§ **TASK BRIEF**
Copy out every line that contains the word "values".
** start of RECORDS SHOWN **
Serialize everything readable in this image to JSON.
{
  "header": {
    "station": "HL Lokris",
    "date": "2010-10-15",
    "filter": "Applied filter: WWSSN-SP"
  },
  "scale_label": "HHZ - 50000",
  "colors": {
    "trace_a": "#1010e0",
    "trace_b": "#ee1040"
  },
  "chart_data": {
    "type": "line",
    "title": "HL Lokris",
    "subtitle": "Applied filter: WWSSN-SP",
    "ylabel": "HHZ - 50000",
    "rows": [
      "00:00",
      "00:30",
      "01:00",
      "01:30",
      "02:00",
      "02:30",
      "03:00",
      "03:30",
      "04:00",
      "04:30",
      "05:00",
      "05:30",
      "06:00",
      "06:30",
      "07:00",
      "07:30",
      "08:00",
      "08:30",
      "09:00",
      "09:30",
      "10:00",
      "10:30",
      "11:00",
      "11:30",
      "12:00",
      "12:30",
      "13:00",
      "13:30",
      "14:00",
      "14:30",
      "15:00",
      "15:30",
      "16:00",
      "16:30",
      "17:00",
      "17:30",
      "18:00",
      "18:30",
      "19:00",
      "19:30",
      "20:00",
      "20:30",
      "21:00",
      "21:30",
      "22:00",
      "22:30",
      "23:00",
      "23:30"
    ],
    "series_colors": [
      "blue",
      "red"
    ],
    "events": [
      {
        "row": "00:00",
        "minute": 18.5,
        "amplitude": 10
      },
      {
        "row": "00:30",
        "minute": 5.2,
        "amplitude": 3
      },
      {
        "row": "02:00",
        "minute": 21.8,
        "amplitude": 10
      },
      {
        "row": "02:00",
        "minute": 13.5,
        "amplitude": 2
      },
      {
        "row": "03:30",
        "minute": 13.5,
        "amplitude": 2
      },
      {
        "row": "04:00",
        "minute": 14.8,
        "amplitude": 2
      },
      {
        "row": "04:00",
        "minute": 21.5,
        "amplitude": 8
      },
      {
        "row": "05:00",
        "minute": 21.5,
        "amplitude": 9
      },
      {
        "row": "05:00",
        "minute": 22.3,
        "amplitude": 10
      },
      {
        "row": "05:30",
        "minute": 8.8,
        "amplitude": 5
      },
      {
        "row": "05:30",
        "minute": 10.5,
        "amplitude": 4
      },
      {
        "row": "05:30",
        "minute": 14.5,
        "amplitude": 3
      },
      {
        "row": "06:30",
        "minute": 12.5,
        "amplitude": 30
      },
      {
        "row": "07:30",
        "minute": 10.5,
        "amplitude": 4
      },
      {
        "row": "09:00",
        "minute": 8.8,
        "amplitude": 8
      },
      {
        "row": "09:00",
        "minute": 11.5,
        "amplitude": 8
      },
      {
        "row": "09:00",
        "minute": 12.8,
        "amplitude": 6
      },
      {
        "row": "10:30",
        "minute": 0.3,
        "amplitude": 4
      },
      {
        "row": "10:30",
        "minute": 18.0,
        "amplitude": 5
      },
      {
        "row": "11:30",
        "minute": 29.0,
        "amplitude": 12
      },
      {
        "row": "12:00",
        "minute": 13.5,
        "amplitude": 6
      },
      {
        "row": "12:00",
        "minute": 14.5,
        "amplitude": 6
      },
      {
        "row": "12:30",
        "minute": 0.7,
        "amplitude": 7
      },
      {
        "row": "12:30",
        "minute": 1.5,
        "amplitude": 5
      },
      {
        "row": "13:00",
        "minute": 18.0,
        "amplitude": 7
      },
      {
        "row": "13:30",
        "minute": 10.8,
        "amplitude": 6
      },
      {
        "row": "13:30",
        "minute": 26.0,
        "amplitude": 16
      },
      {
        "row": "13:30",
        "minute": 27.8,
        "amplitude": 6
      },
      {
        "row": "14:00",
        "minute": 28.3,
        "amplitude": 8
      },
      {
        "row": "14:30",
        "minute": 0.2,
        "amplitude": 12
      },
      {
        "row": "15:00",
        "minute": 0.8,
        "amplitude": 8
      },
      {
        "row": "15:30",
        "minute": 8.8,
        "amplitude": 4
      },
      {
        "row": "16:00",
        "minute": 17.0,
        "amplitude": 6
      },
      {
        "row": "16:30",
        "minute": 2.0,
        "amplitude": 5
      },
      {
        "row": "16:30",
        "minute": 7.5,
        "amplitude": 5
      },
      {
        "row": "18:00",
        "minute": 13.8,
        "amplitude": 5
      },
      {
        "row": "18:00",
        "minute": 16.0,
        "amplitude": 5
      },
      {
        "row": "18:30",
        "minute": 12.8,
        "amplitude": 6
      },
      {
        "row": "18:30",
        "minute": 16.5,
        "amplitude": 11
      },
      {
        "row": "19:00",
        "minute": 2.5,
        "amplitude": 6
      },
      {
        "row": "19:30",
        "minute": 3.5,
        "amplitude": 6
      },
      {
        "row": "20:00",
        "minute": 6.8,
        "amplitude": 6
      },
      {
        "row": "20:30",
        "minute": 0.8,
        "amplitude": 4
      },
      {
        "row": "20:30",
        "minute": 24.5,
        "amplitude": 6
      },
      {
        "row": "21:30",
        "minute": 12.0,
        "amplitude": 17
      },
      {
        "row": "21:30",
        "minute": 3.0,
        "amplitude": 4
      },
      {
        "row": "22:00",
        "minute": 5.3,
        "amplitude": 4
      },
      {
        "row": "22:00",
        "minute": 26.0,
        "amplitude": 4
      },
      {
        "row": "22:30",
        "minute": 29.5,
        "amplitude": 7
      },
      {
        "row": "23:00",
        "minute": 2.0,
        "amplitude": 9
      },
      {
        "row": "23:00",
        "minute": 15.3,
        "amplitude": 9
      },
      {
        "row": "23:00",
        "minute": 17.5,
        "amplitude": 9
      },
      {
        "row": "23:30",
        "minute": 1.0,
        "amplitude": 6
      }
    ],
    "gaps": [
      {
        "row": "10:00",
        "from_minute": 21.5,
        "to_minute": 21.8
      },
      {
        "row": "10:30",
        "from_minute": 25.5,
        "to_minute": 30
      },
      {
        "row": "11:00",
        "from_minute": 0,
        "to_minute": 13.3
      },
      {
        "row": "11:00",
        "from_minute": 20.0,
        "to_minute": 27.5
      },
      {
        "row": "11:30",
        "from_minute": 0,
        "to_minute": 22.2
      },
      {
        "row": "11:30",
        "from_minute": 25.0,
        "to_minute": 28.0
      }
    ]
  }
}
** end of RECORDS SHOWN **
** start of RECORDS SHOWN **
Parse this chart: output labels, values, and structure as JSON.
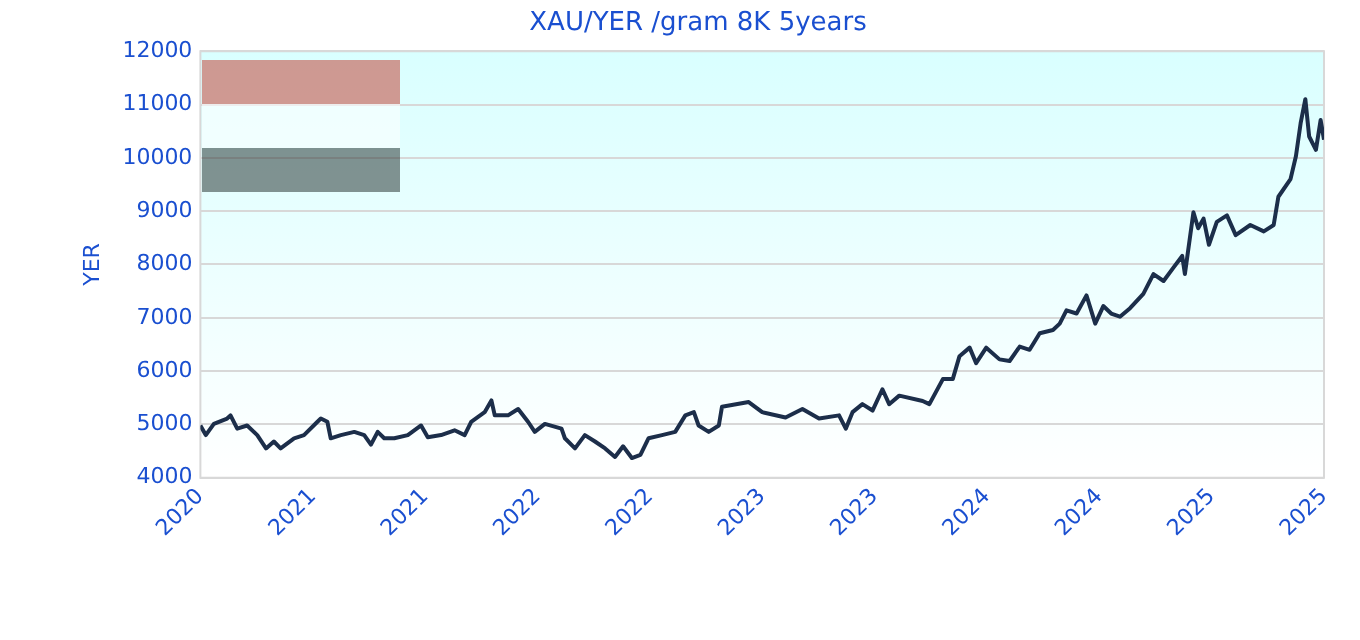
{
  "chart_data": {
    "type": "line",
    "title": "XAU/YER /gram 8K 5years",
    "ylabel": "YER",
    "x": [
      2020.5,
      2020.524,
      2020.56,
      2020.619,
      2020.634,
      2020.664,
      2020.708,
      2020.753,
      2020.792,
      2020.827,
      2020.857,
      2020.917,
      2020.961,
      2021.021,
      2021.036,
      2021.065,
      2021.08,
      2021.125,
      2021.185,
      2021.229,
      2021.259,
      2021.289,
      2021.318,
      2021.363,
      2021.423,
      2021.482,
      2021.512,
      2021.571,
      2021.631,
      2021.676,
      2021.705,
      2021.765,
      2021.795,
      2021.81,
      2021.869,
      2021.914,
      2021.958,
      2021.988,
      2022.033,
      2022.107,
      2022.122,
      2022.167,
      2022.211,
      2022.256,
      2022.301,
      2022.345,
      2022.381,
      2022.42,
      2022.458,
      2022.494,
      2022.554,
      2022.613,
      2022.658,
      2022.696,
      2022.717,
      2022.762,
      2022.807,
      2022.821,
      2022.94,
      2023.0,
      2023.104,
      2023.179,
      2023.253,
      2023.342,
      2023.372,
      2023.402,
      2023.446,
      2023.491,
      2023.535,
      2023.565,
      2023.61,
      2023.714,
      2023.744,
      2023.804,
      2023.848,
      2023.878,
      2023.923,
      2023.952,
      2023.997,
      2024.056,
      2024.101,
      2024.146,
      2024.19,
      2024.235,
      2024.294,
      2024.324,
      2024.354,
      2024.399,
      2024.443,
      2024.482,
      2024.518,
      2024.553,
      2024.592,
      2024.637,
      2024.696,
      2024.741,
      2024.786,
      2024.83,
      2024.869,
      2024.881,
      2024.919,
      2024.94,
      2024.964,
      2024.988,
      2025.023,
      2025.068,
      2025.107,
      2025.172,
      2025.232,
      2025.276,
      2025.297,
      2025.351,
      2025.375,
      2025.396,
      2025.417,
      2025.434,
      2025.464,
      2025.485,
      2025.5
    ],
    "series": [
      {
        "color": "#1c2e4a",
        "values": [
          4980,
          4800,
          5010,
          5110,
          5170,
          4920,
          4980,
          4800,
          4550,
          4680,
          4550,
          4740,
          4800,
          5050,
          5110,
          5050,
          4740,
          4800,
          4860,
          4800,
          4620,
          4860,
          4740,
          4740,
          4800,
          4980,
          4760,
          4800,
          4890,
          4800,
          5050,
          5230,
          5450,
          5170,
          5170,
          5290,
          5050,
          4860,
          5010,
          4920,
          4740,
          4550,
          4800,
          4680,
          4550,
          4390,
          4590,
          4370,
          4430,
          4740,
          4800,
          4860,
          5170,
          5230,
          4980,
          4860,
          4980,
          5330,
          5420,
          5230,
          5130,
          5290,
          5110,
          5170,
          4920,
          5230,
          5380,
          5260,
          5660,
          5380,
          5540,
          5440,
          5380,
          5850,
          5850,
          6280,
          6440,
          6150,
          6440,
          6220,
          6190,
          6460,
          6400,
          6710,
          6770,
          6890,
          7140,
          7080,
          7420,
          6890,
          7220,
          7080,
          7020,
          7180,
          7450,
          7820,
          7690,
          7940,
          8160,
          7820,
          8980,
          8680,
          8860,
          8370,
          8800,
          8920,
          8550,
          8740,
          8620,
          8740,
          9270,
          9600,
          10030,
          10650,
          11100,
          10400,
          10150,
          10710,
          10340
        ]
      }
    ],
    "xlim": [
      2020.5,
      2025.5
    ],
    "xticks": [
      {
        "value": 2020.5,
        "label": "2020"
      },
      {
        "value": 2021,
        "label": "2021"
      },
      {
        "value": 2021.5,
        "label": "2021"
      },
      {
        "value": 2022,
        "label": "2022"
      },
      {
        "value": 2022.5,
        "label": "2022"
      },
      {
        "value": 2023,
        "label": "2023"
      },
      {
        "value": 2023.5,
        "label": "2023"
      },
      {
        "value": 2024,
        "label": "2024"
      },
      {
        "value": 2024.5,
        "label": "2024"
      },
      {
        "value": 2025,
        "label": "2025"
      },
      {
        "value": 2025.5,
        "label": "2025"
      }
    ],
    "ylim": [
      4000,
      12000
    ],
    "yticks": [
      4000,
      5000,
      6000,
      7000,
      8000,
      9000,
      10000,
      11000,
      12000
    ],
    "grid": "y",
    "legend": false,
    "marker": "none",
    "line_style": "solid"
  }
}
** end of RECORDS SHOWN **
§ **RESPONSE TO THIS TASK**
Parse this chart: output labels, values, and structure as JSON.
        "values": [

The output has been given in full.